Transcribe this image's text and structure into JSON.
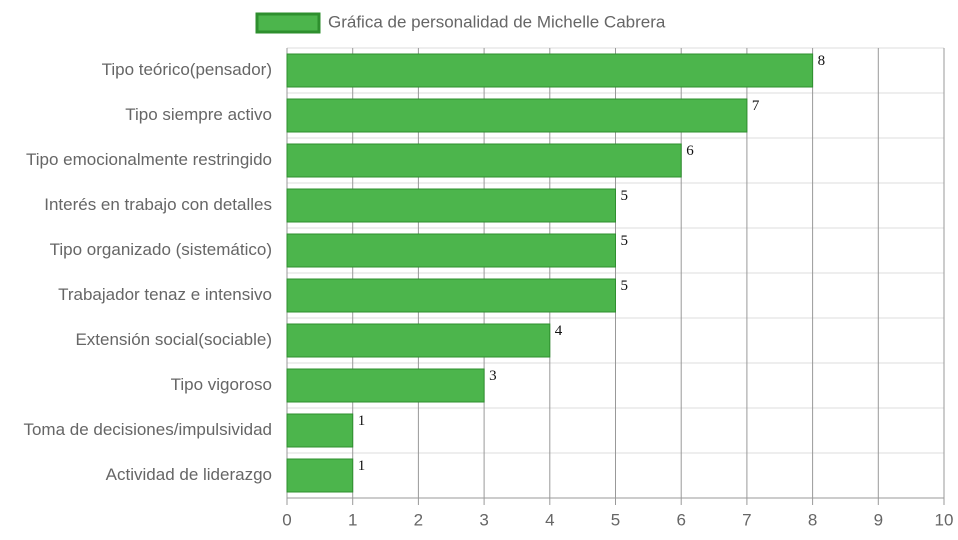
{
  "chart_data": {
    "type": "bar",
    "orientation": "horizontal",
    "categories": [
      "Tipo teórico(pensador)",
      "Tipo siempre activo",
      "Tipo emocionalmente restringido",
      "Interés en trabajo con detalles",
      "Tipo organizado (sistemático)",
      "Trabajador tenaz e intensivo",
      "Extensión social(sociable)",
      "Tipo vigoroso",
      "Toma de decisiones/impulsividad",
      "Actividad de liderazgo"
    ],
    "series": [
      {
        "name": "Gráfica de personalidad de Michelle Cabrera",
        "color": "#4cb54c",
        "border_color": "#2e8f2e",
        "values": [
          8,
          7,
          6,
          5,
          5,
          5,
          4,
          3,
          1,
          1
        ]
      }
    ],
    "xlim": [
      0,
      10
    ],
    "xticks": [
      0,
      1,
      2,
      3,
      4,
      5,
      6,
      7,
      8,
      9,
      10
    ],
    "grid": true,
    "legend": "top"
  }
}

....

**Instruction**. Look through the entries above for the word "Tipo". Copy every line where it shows up.

**Result**.
      "Tipo teórico(pensador)",
      "Tipo siempre activo",
      "Tipo emocionalmente restringido",
      "Tipo organizado (sistemático)",
      "Tipo vigoroso",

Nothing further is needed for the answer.